Show every line of the records below that contains the word "Driven".

* Start DATASET ROWS *

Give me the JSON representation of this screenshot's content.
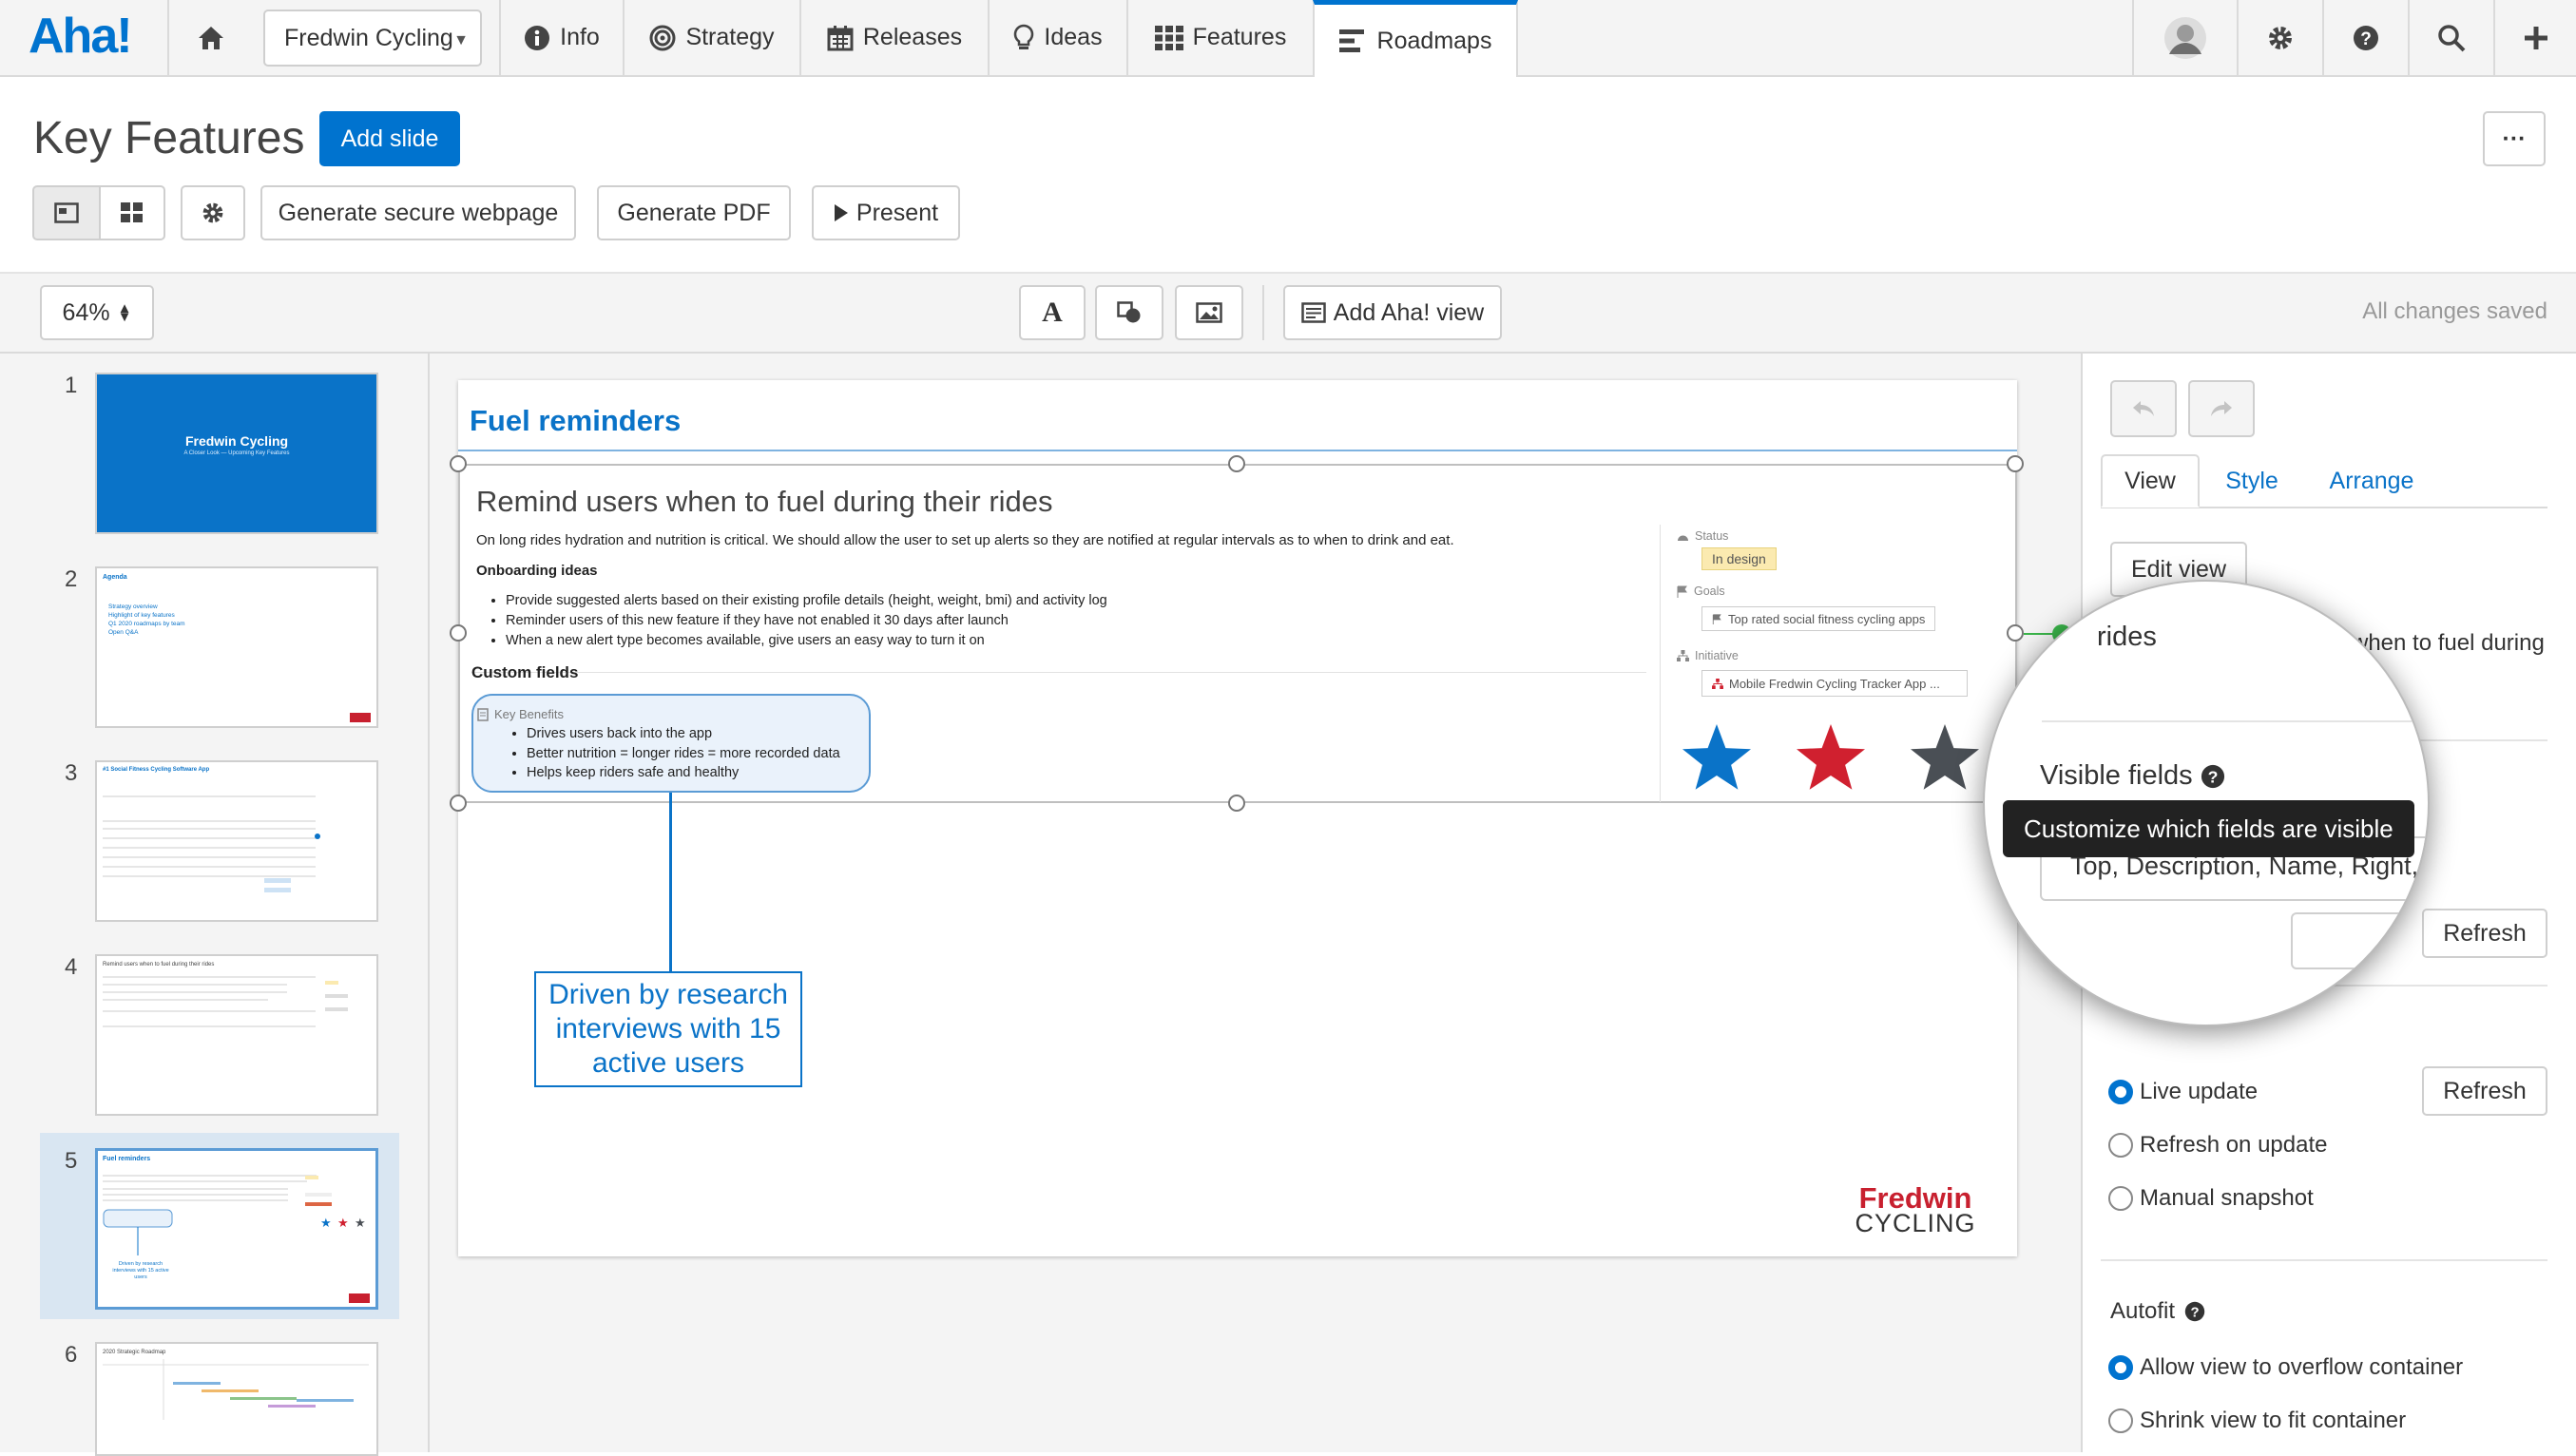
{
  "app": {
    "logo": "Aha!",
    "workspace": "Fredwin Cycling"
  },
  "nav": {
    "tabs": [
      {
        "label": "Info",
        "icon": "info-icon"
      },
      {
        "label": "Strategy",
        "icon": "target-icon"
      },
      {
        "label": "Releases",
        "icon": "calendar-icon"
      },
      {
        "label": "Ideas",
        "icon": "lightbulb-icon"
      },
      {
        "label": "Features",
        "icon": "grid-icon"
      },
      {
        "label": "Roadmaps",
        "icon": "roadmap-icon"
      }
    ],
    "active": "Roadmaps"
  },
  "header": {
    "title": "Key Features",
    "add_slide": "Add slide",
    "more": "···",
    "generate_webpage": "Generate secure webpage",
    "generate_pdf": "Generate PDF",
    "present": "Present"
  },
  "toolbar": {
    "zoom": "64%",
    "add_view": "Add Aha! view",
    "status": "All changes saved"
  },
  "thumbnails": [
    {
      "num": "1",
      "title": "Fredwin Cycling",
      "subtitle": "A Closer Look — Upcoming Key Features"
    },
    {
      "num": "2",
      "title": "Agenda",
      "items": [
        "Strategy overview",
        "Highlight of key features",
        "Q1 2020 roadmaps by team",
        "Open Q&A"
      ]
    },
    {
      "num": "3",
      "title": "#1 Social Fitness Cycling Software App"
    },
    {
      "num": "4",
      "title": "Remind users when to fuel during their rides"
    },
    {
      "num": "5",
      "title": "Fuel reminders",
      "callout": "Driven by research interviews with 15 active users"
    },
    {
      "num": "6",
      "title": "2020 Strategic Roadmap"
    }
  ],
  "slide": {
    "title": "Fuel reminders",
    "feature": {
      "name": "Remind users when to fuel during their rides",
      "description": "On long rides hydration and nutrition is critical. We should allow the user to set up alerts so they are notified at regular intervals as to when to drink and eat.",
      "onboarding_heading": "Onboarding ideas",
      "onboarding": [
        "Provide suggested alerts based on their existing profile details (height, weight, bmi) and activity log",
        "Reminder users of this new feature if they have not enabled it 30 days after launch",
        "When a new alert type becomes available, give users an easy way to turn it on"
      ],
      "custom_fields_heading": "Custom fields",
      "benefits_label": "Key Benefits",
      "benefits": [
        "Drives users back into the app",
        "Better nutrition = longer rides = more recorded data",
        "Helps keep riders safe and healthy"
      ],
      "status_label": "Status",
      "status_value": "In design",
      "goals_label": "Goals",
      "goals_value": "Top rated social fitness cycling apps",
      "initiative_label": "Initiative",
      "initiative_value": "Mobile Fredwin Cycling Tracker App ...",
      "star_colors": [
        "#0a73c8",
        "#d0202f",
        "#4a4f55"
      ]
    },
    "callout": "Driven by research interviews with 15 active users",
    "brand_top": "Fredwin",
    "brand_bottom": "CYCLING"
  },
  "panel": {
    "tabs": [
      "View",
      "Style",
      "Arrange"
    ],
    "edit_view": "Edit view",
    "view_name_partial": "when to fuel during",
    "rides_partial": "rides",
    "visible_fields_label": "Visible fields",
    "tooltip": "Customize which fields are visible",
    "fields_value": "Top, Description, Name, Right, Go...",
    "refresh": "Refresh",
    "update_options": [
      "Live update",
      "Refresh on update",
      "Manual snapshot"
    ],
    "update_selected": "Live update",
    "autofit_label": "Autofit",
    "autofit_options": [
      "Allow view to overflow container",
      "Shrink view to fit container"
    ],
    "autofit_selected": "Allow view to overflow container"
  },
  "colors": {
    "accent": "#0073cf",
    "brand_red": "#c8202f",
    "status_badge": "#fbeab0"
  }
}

* End DATASET ROWS *
* Start DATASET ROWS *

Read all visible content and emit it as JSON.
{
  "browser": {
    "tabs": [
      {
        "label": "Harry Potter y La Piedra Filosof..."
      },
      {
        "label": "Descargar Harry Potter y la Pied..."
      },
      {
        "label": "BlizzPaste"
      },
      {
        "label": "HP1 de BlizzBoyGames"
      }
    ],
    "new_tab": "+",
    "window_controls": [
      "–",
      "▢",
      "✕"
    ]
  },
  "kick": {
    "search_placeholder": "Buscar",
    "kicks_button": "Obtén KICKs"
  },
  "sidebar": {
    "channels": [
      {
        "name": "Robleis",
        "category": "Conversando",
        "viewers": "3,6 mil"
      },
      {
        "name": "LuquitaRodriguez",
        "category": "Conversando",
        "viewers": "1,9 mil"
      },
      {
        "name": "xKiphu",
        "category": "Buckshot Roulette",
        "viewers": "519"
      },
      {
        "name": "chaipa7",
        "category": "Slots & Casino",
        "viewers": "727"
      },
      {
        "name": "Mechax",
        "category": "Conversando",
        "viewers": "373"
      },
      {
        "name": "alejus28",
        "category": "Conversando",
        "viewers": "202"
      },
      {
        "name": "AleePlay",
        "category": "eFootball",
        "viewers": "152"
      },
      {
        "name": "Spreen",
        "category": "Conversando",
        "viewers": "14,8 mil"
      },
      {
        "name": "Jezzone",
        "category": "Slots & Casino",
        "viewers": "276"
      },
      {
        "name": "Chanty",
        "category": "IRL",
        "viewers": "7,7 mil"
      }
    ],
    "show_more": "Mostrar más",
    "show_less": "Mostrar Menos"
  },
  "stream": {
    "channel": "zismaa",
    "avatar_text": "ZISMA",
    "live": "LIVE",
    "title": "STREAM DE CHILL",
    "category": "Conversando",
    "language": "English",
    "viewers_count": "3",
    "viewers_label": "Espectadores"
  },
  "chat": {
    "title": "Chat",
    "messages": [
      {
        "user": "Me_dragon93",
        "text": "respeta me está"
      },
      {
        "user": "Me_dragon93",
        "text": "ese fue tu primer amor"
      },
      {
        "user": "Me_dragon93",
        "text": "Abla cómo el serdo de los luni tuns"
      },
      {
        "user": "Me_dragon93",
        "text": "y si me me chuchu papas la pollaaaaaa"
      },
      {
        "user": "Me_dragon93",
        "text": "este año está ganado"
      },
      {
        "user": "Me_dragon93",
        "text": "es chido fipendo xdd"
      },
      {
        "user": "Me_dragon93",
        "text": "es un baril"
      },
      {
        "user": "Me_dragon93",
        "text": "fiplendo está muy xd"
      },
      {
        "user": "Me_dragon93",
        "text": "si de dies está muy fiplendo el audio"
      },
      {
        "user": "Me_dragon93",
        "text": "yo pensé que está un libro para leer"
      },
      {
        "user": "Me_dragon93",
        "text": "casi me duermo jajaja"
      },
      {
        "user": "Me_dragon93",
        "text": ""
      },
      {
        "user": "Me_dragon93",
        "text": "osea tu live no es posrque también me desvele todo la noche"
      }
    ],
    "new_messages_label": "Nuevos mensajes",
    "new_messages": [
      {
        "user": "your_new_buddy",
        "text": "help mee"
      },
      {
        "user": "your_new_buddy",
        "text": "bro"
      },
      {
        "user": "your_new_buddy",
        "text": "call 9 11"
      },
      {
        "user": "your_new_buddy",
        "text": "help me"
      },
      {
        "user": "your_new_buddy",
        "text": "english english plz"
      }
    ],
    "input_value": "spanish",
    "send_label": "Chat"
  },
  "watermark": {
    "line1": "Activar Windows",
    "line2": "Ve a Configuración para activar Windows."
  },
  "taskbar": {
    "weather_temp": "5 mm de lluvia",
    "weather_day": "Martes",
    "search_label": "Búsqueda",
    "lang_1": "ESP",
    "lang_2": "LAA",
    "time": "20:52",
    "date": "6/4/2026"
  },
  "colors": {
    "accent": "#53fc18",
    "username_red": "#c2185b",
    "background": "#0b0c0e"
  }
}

* End DATASET ROWS *
* Start DATASET ROWS *

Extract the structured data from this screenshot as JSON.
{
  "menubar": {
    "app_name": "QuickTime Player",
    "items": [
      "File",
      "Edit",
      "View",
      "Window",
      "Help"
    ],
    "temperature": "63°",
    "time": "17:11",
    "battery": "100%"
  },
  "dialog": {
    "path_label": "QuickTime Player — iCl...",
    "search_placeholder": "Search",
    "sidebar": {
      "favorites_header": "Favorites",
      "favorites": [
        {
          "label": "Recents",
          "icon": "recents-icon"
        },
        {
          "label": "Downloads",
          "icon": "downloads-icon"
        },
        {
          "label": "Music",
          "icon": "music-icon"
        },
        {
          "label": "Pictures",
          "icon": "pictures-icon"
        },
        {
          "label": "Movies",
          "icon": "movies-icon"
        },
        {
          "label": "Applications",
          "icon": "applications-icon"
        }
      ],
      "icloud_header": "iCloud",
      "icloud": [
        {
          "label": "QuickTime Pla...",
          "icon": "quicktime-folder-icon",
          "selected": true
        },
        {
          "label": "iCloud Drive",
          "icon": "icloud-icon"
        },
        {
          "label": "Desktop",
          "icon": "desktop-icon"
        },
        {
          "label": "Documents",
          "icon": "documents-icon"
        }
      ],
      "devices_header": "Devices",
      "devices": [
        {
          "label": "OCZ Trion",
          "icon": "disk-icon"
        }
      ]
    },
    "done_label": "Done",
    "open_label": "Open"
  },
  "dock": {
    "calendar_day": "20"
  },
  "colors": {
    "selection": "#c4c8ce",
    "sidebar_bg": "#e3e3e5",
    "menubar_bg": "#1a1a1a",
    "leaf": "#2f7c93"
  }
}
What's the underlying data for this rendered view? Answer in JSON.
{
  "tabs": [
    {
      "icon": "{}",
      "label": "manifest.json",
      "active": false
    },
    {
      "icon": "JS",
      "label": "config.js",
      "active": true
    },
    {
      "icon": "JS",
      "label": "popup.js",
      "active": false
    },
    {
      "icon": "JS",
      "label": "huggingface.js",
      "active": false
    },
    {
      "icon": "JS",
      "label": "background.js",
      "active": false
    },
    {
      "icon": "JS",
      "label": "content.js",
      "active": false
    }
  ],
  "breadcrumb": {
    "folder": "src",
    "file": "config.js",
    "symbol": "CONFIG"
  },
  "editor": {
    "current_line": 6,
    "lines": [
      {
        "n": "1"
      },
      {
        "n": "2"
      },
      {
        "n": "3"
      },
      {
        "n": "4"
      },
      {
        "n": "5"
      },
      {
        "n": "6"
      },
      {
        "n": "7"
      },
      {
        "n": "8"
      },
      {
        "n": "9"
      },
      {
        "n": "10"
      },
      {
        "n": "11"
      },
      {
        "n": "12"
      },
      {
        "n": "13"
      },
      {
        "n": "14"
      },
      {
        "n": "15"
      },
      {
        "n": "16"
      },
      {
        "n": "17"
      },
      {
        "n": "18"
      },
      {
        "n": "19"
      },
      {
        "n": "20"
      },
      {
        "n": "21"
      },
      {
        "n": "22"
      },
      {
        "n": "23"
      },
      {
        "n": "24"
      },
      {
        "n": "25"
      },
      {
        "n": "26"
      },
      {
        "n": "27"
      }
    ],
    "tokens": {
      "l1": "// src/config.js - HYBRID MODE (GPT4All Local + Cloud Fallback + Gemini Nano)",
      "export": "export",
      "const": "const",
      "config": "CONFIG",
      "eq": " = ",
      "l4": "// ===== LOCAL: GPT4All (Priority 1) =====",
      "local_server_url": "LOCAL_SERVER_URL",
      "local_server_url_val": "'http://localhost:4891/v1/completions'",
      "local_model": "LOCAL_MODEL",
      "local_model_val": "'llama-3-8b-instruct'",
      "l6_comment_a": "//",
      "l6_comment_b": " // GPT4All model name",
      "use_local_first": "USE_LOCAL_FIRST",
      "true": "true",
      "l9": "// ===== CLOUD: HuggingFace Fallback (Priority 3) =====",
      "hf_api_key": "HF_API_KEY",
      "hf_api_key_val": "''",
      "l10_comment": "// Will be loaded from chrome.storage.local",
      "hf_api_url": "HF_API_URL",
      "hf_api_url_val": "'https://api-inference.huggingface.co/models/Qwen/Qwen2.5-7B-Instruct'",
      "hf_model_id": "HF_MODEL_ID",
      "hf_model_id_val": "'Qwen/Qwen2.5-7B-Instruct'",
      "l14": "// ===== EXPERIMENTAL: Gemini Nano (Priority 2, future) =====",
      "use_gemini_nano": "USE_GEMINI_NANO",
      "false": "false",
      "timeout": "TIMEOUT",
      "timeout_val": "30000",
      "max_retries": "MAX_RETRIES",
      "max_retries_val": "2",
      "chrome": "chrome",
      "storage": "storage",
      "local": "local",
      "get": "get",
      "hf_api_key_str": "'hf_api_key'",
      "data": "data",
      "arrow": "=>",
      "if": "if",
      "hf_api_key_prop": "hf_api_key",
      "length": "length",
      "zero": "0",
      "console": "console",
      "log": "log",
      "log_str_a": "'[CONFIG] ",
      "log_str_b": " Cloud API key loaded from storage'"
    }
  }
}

* End DATASET ROWS *

### TASK SOLUTION
      "callout": "Driven by research interviews with 15 active users"
    "callout": "Driven by research interviews with 15 active users",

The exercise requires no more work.